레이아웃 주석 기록
____________
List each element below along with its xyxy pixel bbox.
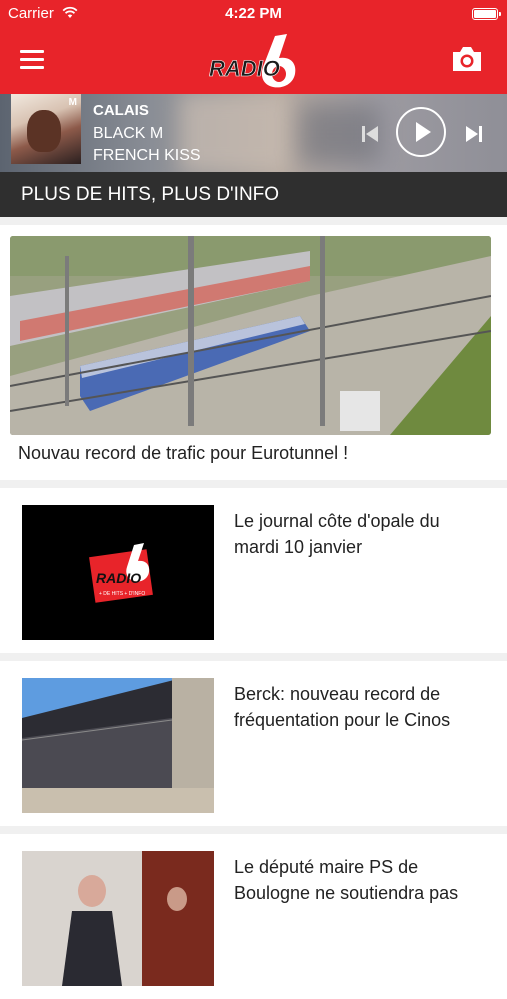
skip-next-icon[interactable] <box>464 124 484 144</box>
track-title: FRENCH KISS <box>93 147 201 164</box>
status-bar: Carrier 4:22 PM <box>0 0 507 28</box>
featured-title: Nouvau record de trafic pour Eurotunnel … <box>18 443 349 463</box>
list-item[interactable]: RADIO + DE HITS + D'INFO Le journal côte… <box>0 488 507 653</box>
artist-name: BLACK M <box>93 125 164 142</box>
hamburger-icon[interactable] <box>20 50 44 70</box>
featured-image[interactable] <box>10 236 491 435</box>
nav-bar: RADIO <box>0 28 507 94</box>
article-title: Berck: nouveau record de fréquentation p… <box>234 684 451 730</box>
tagline-banner: PLUS DE HITS, PLUS D'INFO <box>0 172 507 217</box>
play-icon <box>416 122 431 142</box>
featured-article[interactable]: Nouvau record de trafic pour Eurotunnel … <box>0 225 507 480</box>
tagline-text: PLUS DE HITS, PLUS D'INFO <box>21 184 280 205</box>
radio6-logo-thumb: RADIO + DE HITS + D'INFO <box>22 505 214 640</box>
thumb-logo-text: RADIO <box>96 570 141 586</box>
train-photo <box>10 236 491 435</box>
article-thumbnail <box>22 851 214 986</box>
list-item[interactable]: Le député maire PS de Boulogne ne soutie… <box>0 834 507 999</box>
skip-previous-icon[interactable] <box>360 124 380 144</box>
article-thumbnail: RADIO + DE HITS + D'INFO <box>22 505 214 640</box>
article-title: Le journal côte d'opale du mardi 10 janv… <box>234 511 440 557</box>
people-photo <box>22 851 214 986</box>
station-name: CALAIS <box>93 102 149 119</box>
logo-text: RADIO <box>209 56 280 81</box>
camera-icon[interactable] <box>450 44 484 74</box>
list-item[interactable]: Berck: nouveau record de fréquentation p… <box>0 661 507 826</box>
clock: 4:22 PM <box>225 5 282 22</box>
battery-icon <box>472 8 501 20</box>
cover-badge: M <box>68 97 77 108</box>
now-playing-bar[interactable]: M CALAIS BLACK M FRENCH KISS <box>0 94 507 172</box>
play-button[interactable] <box>396 107 446 157</box>
thumb-slogan: + DE HITS + D'INFO <box>99 591 145 597</box>
article-title: Le député maire PS de Boulogne ne soutie… <box>234 857 459 903</box>
album-cover: M <box>11 94 81 164</box>
radio6-logo[interactable]: RADIO <box>205 32 305 90</box>
article-thumbnail <box>22 678 214 813</box>
building-photo <box>22 678 214 813</box>
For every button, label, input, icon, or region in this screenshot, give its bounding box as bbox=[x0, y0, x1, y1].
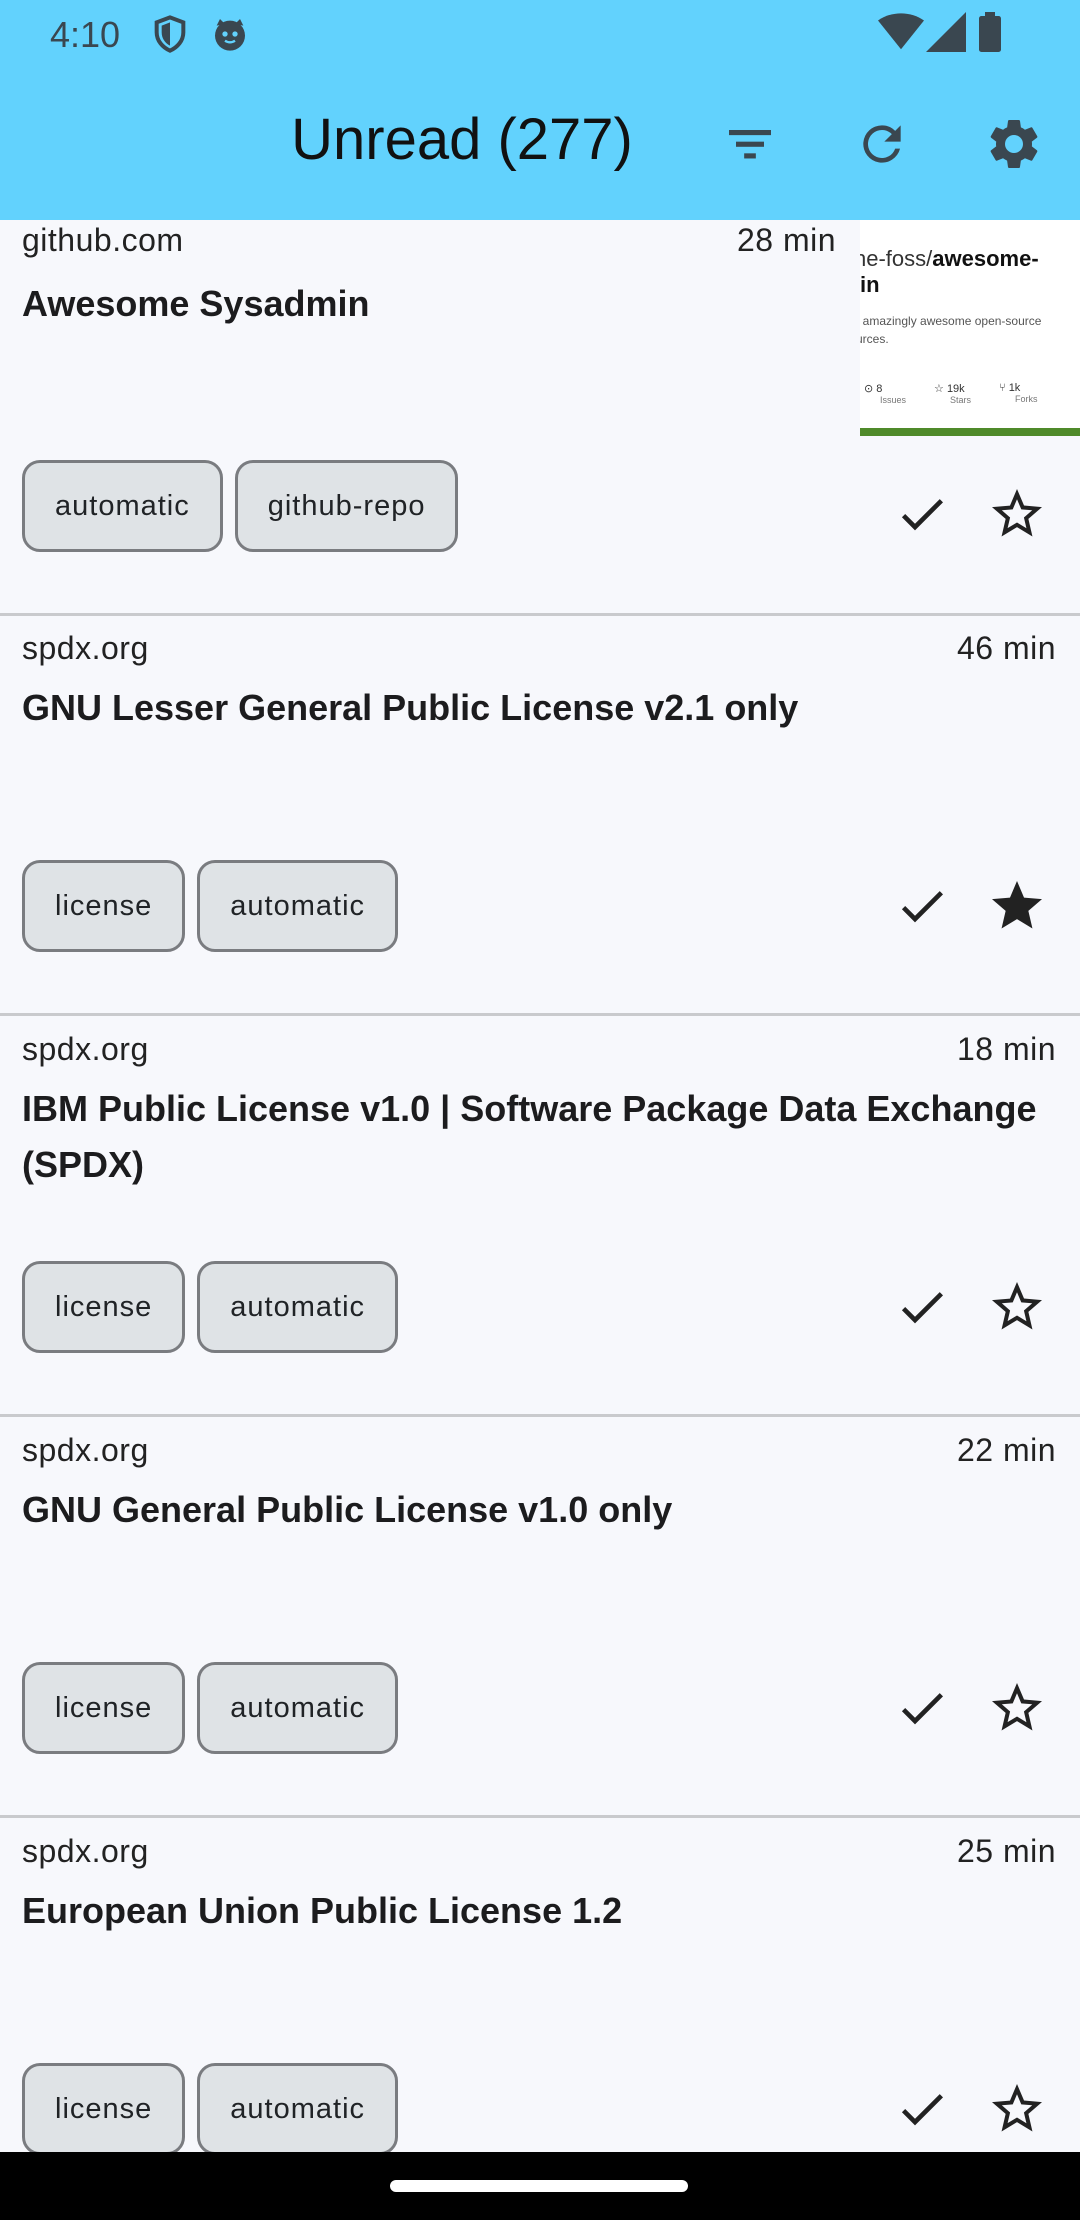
tag-chip[interactable]: automatic bbox=[22, 460, 223, 552]
mark-read-button[interactable] bbox=[880, 1267, 964, 1351]
star-button[interactable] bbox=[975, 2069, 1059, 2152]
wifi-icon bbox=[878, 12, 924, 57]
article-time: 22 min bbox=[956, 1432, 1056, 1468]
refresh-button[interactable] bbox=[840, 104, 924, 188]
tag-list: license automatic bbox=[22, 1662, 399, 1756]
article-source: spdx.org bbox=[22, 1031, 149, 1067]
thumbnail-bar bbox=[860, 428, 1080, 436]
stars-label: Stars bbox=[950, 395, 972, 405]
article-thumbnail[interactable]: ne-foss/awesome- in f amazingly awesome … bbox=[860, 220, 1080, 436]
stars-count: ☆ 19k bbox=[934, 383, 965, 395]
article-title[interactable]: Awesome Sysadmin bbox=[22, 276, 840, 332]
thumbnail-text: in bbox=[860, 272, 880, 297]
star-outline-icon bbox=[987, 1277, 1047, 1342]
tag-chip[interactable]: github-repo bbox=[234, 460, 459, 552]
tag-chip[interactable]: license bbox=[22, 860, 186, 952]
star-button[interactable] bbox=[975, 1267, 1059, 1351]
star-filled-icon bbox=[987, 876, 1047, 941]
tag-chip[interactable]: license bbox=[22, 1261, 186, 1353]
status-time: 4:10 bbox=[50, 14, 121, 55]
tag-chip[interactable]: license bbox=[22, 2063, 186, 2152]
star-button[interactable] bbox=[975, 866, 1059, 950]
home-gesture-handle[interactable] bbox=[390, 2180, 688, 2192]
star-button[interactable] bbox=[975, 474, 1059, 558]
tag-chip[interactable]: automatic bbox=[197, 1662, 399, 1754]
mark-read-button[interactable] bbox=[880, 2069, 964, 2152]
list-item[interactable]: spdx.org 25 min European Union Public Li… bbox=[0, 1819, 1080, 2152]
thumbnail-stats: ⊙ 8 Issues ☆ 19k Stars ⑂ 1k Forks bbox=[864, 382, 1074, 405]
cat-face-icon bbox=[210, 14, 250, 59]
star-outline-icon bbox=[987, 1678, 1047, 1743]
list-item[interactable]: spdx.org 22 min GNU General Public Licen… bbox=[0, 1418, 1080, 1818]
check-icon bbox=[894, 1279, 950, 1340]
forks-count: ⑂ 1k bbox=[999, 382, 1021, 394]
article-time: 18 min bbox=[956, 1031, 1056, 1067]
thumbnail-text: urces. bbox=[860, 332, 889, 346]
check-icon bbox=[894, 486, 950, 547]
article-list[interactable]: github.com 28 min Awesome Sysadmin ne-fo… bbox=[0, 220, 1080, 2152]
article-time: 46 min bbox=[956, 630, 1056, 666]
gear-icon bbox=[984, 114, 1044, 179]
top-bar: 4:10 Unread (277) bbox=[0, 0, 1080, 220]
list-item[interactable]: github.com 28 min Awesome Sysadmin ne-fo… bbox=[0, 220, 1080, 616]
check-icon bbox=[894, 878, 950, 939]
article-title[interactable]: GNU General Public License v1.0 only bbox=[22, 1482, 1056, 1538]
signal-icon bbox=[926, 12, 966, 57]
check-icon bbox=[894, 1680, 950, 1741]
settings-button[interactable] bbox=[972, 104, 1056, 188]
thumbnail-text: ne-foss/awesome- bbox=[860, 246, 1039, 271]
tag-chip[interactable]: automatic bbox=[197, 860, 399, 952]
tag-chip[interactable]: license bbox=[22, 1662, 186, 1754]
article-source: spdx.org bbox=[22, 1833, 149, 1869]
mark-read-button[interactable] bbox=[880, 1668, 964, 1752]
forks-label: Forks bbox=[1015, 394, 1038, 404]
star-outline-icon bbox=[987, 484, 1047, 549]
article-time: 25 min bbox=[956, 1833, 1056, 1869]
article-time: 28 min bbox=[736, 222, 836, 258]
tag-list: license automatic bbox=[22, 1261, 399, 1355]
status-bar: 4:10 bbox=[0, 0, 1080, 66]
filter-button[interactable] bbox=[708, 104, 792, 188]
tag-chip[interactable]: automatic bbox=[197, 2063, 399, 2152]
shield-icon bbox=[150, 14, 190, 59]
article-source: spdx.org bbox=[22, 1432, 149, 1468]
filter-icon bbox=[722, 116, 778, 177]
tag-chip[interactable]: automatic bbox=[197, 1261, 399, 1353]
article-title[interactable]: European Union Public License 1.2 bbox=[22, 1883, 1056, 1939]
article-title[interactable]: IBM Public License v1.0 | Software Packa… bbox=[22, 1081, 1056, 1193]
refresh-icon bbox=[854, 116, 910, 177]
mark-read-button[interactable] bbox=[880, 866, 964, 950]
thumbnail-text: f amazingly awesome open-source bbox=[860, 314, 1042, 328]
tag-list: automatic github-repo bbox=[22, 460, 459, 554]
tag-list: license automatic bbox=[22, 860, 399, 954]
star-button[interactable] bbox=[975, 1668, 1059, 1752]
article-source: github.com bbox=[22, 222, 184, 258]
tag-list: license automatic bbox=[22, 2063, 399, 2152]
star-outline-icon bbox=[987, 2079, 1047, 2144]
list-item[interactable]: spdx.org 46 min GNU Lesser General Publi… bbox=[0, 616, 1080, 1016]
article-title[interactable]: GNU Lesser General Public License v2.1 o… bbox=[22, 680, 1056, 736]
issues-label: Issues bbox=[880, 395, 907, 405]
battery-icon bbox=[978, 12, 1002, 57]
list-item[interactable]: spdx.org 18 min IBM Public License v1.0 … bbox=[0, 1017, 1080, 1417]
article-source: spdx.org bbox=[22, 630, 149, 666]
check-icon bbox=[894, 2081, 950, 2142]
navigation-bar bbox=[0, 2152, 1080, 2220]
mark-read-button[interactable] bbox=[880, 474, 964, 558]
issues-count: ⊙ 8 bbox=[864, 383, 883, 395]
____________
"tag-chip[interactable]: automatic bbox=[22, 460, 223, 552]"이 있는 줄과 "article-time: 46 min"이 있는 줄 사이의 줄을 양 끝 줄까지 포함하여 수정하십시오. "check-icon"를 "checkmark-icon"로 바꾸고 나머지는 그대로 둔 채 해당 줄만 다시 제시하십시오.

tag-chip[interactable]: automatic bbox=[22, 460, 223, 552]
mark-read-button[interactable] bbox=[880, 1267, 964, 1351]
star-button[interactable] bbox=[975, 2069, 1059, 2152]
wifi-icon bbox=[878, 12, 924, 57]
article-time: 22 min bbox=[956, 1432, 1056, 1468]
refresh-button[interactable] bbox=[840, 104, 924, 188]
tag-list: license automatic bbox=[22, 1662, 399, 1756]
article-source: spdx.org bbox=[22, 1031, 149, 1067]
thumbnail-bar bbox=[860, 428, 1080, 436]
stars-label: Stars bbox=[950, 395, 972, 405]
article-thumbnail[interactable]: ne-foss/awesome- in f amazingly awesome … bbox=[860, 220, 1080, 436]
stars-count: ☆ 19k bbox=[934, 383, 965, 395]
article-title[interactable]: Awesome Sysadmin bbox=[22, 276, 840, 332]
thumbnail-text: in bbox=[860, 272, 880, 297]
star-outline-icon bbox=[987, 1277, 1047, 1342]
tag-chip[interactable]: github-repo bbox=[234, 460, 459, 552]
tag-chip[interactable]: license bbox=[22, 860, 186, 952]
star-button[interactable] bbox=[975, 1267, 1059, 1351]
star-filled-icon bbox=[987, 876, 1047, 941]
tag-chip[interactable]: license bbox=[22, 1261, 186, 1353]
status-time: 4:10 bbox=[50, 14, 121, 55]
tag-chip[interactable]: license bbox=[22, 2063, 186, 2152]
star-button[interactable] bbox=[975, 866, 1059, 950]
home-gesture-handle[interactable] bbox=[390, 2180, 688, 2192]
star-button[interactable] bbox=[975, 474, 1059, 558]
tag-chip[interactable]: automatic bbox=[197, 1662, 399, 1754]
mark-read-button[interactable] bbox=[880, 2069, 964, 2152]
list-item[interactable]: spdx.org 25 min European Union Public Li… bbox=[0, 1819, 1080, 2152]
thumbnail-stats: ⊙ 8 Issues ☆ 19k Stars ⑂ 1k Forks bbox=[864, 382, 1074, 405]
cat-face-icon bbox=[210, 14, 250, 59]
star-outline-icon bbox=[987, 1678, 1047, 1743]
list-item[interactable]: spdx.org 22 min GNU General Public Licen… bbox=[0, 1418, 1080, 1818]
checkmark-icon bbox=[894, 1279, 950, 1340]
forks-count: ⑂ 1k bbox=[999, 382, 1021, 394]
article-time: 18 min bbox=[956, 1031, 1056, 1067]
thumbnail-text: urces. bbox=[860, 332, 889, 346]
checkmark-icon bbox=[894, 486, 950, 547]
article-list[interactable]: github.com 28 min Awesome Sysadmin ne-fo… bbox=[0, 220, 1080, 2152]
article-time: 46 min bbox=[956, 630, 1056, 666]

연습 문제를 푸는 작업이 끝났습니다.